**The task:**
Below are entries to be transcribed exactly; exclude the pictures from the copy.
━━━ Input data ━━━
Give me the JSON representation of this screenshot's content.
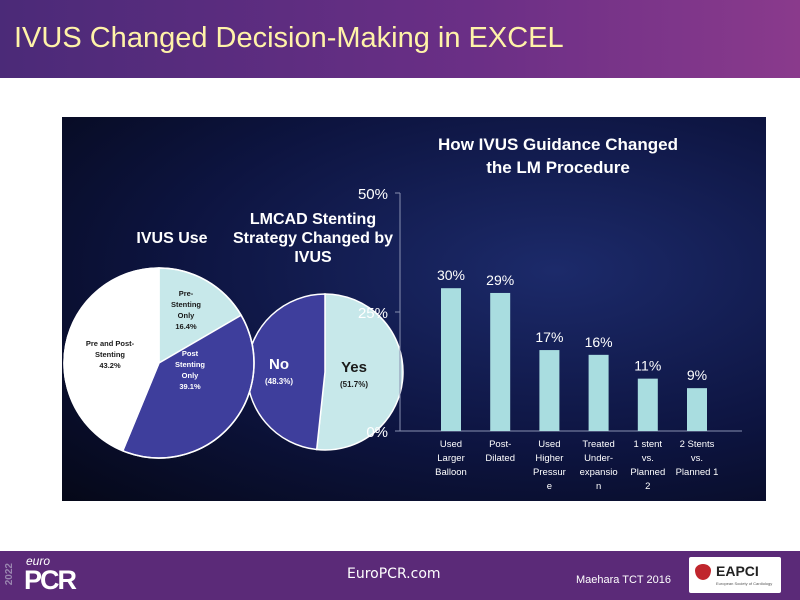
{
  "slide": {
    "title": "IVUS Changed Decision-Making in EXCEL"
  },
  "footer": {
    "year": "2022",
    "logo_euro": "euro",
    "logo_pcr": "PCR",
    "website": "EuroPCR.com",
    "citation": "Maehara TCT 2016",
    "partner_logo": "EAPCI",
    "partner_sub": "European Society of Cardiology"
  },
  "colors": {
    "light": "#c7e8ea",
    "blue": "#3e3e9c",
    "white": "#ffffff",
    "bar": "#a9dde0",
    "title_text": "#fff3a8"
  },
  "chart_data": [
    {
      "type": "pie",
      "title": "IVUS Use",
      "slices": [
        {
          "label": "Pre-Stenting Only",
          "value": 16.4,
          "value_label": "16.4%",
          "color": "#c7e8ea"
        },
        {
          "label": "Post Stenting Only",
          "value": 39.1,
          "value_label": "39.1%",
          "color": "#3e3e9c"
        },
        {
          "label": "Pre and Post-Stenting",
          "value": 43.2,
          "value_label": "43.2%",
          "color": "#ffffff"
        }
      ]
    },
    {
      "type": "pie",
      "title": "LMCAD Stenting Strategy Changed by IVUS",
      "slices": [
        {
          "label": "Yes",
          "value": 51.7,
          "value_label": "(51.7%)",
          "color": "#c7e8ea"
        },
        {
          "label": "No",
          "value": 48.3,
          "value_label": "(48.3%)",
          "color": "#3e3e9c"
        }
      ]
    },
    {
      "type": "bar",
      "title": "How IVUS Guidance Changed the LM Procedure",
      "categories": [
        "Used Larger Balloon",
        "Post-Dilated",
        "Used Higher Pressure",
        "Treated Under-expansion",
        "1 stent vs. Planned 2",
        "2 Stents vs. Planned 1"
      ],
      "values": [
        30,
        29,
        17,
        16,
        11,
        9
      ],
      "data_labels": [
        "30%",
        "29%",
        "17%",
        "16%",
        "11%",
        "9%"
      ],
      "yticks": [
        "0%",
        "25%",
        "50%"
      ],
      "ylim": [
        0,
        50
      ],
      "grid": false
    }
  ]
}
━━━
**Answer to the problem:**
Give me the JSON representation of this screenshot's content.
{
  "slide": {
    "title": "IVUS Changed Decision-Making in EXCEL"
  },
  "footer": {
    "year": "2022",
    "logo_euro": "euro",
    "logo_pcr": "PCR",
    "website": "EuroPCR.com",
    "citation": "Maehara TCT 2016",
    "partner_logo": "EAPCI",
    "partner_sub": "European Society of Cardiology"
  },
  "colors": {
    "light": "#c7e8ea",
    "blue": "#3e3e9c",
    "white": "#ffffff",
    "bar": "#a9dde0",
    "title_text": "#fff3a8"
  },
  "chart_data": [
    {
      "type": "pie",
      "title": "IVUS Use",
      "slices": [
        {
          "label": "Pre-Stenting Only",
          "value": 16.4,
          "value_label": "16.4%",
          "color": "#c7e8ea"
        },
        {
          "label": "Post Stenting Only",
          "value": 39.1,
          "value_label": "39.1%",
          "color": "#3e3e9c"
        },
        {
          "label": "Pre and Post-Stenting",
          "value": 43.2,
          "value_label": "43.2%",
          "color": "#ffffff"
        }
      ]
    },
    {
      "type": "pie",
      "title": "LMCAD Stenting Strategy Changed by IVUS",
      "slices": [
        {
          "label": "Yes",
          "value": 51.7,
          "value_label": "(51.7%)",
          "color": "#c7e8ea"
        },
        {
          "label": "No",
          "value": 48.3,
          "value_label": "(48.3%)",
          "color": "#3e3e9c"
        }
      ]
    },
    {
      "type": "bar",
      "title": "How IVUS Guidance Changed the LM Procedure",
      "categories": [
        "Used Larger Balloon",
        "Post-Dilated",
        "Used Higher Pressure",
        "Treated Under-expansion",
        "1 stent vs. Planned 2",
        "2 Stents vs. Planned 1"
      ],
      "values": [
        30,
        29,
        17,
        16,
        11,
        9
      ],
      "data_labels": [
        "30%",
        "29%",
        "17%",
        "16%",
        "11%",
        "9%"
      ],
      "yticks": [
        "0%",
        "25%",
        "50%"
      ],
      "ylim": [
        0,
        50
      ],
      "grid": false
    }
  ]
}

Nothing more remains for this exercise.